=== Provided records ===
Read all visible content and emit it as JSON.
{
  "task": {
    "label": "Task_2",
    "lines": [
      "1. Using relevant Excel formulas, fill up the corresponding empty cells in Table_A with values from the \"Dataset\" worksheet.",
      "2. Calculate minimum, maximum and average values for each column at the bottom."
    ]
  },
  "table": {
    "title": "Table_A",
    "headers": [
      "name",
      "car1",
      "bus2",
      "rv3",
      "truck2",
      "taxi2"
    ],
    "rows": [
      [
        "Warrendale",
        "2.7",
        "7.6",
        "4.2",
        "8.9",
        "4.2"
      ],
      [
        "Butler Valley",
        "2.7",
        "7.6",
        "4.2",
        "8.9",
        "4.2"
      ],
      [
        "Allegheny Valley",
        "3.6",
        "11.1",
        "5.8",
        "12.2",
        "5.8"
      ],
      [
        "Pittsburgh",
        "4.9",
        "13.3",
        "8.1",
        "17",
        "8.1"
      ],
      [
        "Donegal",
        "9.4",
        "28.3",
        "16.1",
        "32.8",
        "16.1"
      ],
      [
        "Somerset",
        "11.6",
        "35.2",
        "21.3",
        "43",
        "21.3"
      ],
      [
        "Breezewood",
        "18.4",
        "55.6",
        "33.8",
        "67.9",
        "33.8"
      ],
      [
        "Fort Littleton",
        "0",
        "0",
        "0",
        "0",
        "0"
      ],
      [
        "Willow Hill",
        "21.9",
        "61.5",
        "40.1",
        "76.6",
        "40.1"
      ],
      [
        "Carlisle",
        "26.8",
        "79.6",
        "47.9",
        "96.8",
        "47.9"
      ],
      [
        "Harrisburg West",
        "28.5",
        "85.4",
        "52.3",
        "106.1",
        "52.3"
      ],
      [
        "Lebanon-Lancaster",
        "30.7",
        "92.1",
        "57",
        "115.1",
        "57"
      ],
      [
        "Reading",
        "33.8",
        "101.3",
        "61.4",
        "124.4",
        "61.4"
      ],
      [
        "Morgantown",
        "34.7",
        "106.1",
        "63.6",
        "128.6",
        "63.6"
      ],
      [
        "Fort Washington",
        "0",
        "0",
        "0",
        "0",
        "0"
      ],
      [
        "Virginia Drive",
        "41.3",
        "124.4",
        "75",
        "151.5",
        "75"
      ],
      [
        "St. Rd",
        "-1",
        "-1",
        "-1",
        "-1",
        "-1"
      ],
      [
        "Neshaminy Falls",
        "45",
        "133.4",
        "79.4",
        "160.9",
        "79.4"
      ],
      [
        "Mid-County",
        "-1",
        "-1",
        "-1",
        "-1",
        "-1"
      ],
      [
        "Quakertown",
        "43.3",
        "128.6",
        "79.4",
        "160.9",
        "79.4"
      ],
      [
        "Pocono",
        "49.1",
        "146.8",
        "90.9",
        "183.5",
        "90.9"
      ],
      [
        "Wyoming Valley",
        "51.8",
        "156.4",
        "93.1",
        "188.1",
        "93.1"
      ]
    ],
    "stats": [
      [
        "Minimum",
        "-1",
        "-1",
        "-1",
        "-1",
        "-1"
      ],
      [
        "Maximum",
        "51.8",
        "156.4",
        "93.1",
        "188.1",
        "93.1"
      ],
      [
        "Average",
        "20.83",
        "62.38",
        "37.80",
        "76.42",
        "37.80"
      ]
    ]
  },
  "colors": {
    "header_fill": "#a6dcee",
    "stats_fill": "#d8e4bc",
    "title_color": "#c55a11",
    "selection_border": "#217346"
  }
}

=== Your task ===
Among the lines of the material, find those that hold the word "values" and copy them.

=== Expected answer ===
      "1. Using relevant Excel formulas, fill up the corresponding empty cells in Table_A with values from the \"Dataset\" worksheet.",
      "2. Calculate minimum, maximum and average values for each column at the bottom."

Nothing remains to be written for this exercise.